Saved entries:
———
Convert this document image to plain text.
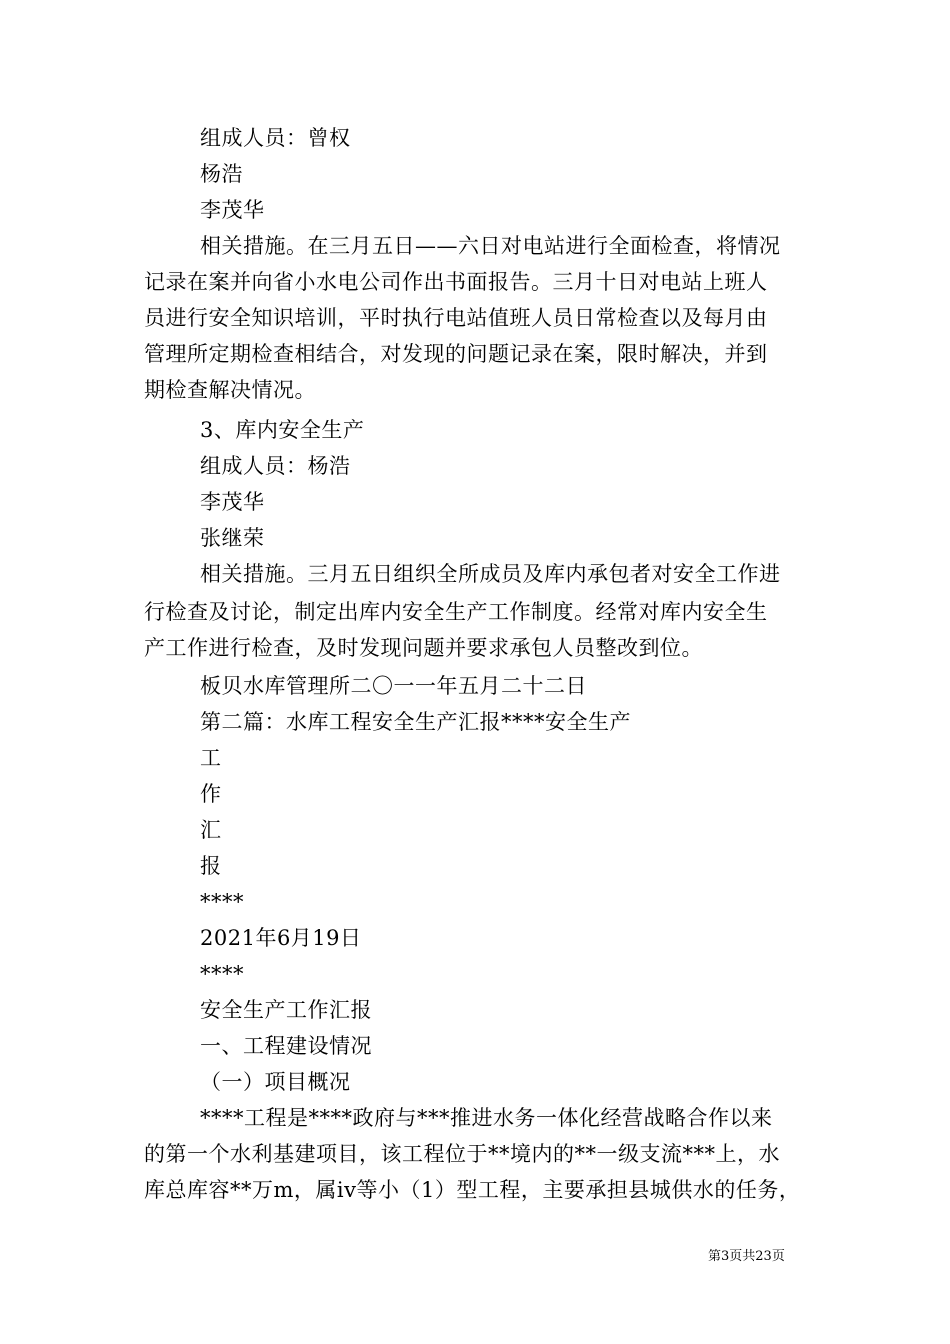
组成人员：曾权
杨浩
李茂华
相关措施。在三月五日——六日对电站进行全面检查，将情况
记录在案并向省小水电公司作出书面报告。三月十日对电站上班人
员进行安全知识培训，平时执行电站值班人员日常检查以及每月由
管理所定期检查相结合，对发现的问题记录在案，限时解决，并到
期检查解决情况。
3、库内安全生产
组成人员：杨浩
李茂华
张继荣
相关措施。三月五日组织全所成员及库内承包者对安全工作进
行检查及讨论，制定出库内安全生产工作制度。经常对库内安全生
产工作进行检查，及时发现问题并要求承包人员整改到位。
板贝水库管理所二〇一一年五月二十二日
第二篇：水库工程安全生产汇报****安全生产
工
作
汇
报
****
2021年6月19日
****
安全生产工作汇报
一、工程建设情况
（一）项目概况
****工程是****政府与***推进水务一体化经营战略合作以来
的第一个水利基建项目，该工程位于**境内的**一级支流***上，水
库总库容**万m，属iv等小（1）型工程，主要承担县城供水的任务，
第3页共23页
———
--- AIM ---
Working from the lines above, reproduce the material exactly and exclude its pictures.

--- THE ANSWER ---
Convert this document image to plain text.
组成人员：曾权
杨浩
李茂华
相关措施。在三月五日——六日对电站进行全面检查，将情况
记录在案并向省小水电公司作出书面报告。三月十日对电站上班人
员进行安全知识培训，平时执行电站值班人员日常检查以及每月由
管理所定期检查相结合，对发现的问题记录在案，限时解决，并到
期检查解决情况。
3、库内安全生产
组成人员：杨浩
李茂华
张继荣
相关措施。三月五日组织全所成员及库内承包者对安全工作进
行检查及讨论，制定出库内安全生产工作制度。经常对库内安全生
产工作进行检查，及时发现问题并要求承包人员整改到位。
板贝水库管理所二〇一一年五月二十二日
第二篇：水库工程安全生产汇报****安全生产
工
作
汇
报
****
2021年6月19日
****
安全生产工作汇报
一、工程建设情况
（一）项目概况
****工程是****政府与***推进水务一体化经营战略合作以来
的第一个水利基建项目，该工程位于**境内的**一级支流***上，水
库总库容**万m，属iv等小（1）型工程，主要承担县城供水的任务，
第3页共23页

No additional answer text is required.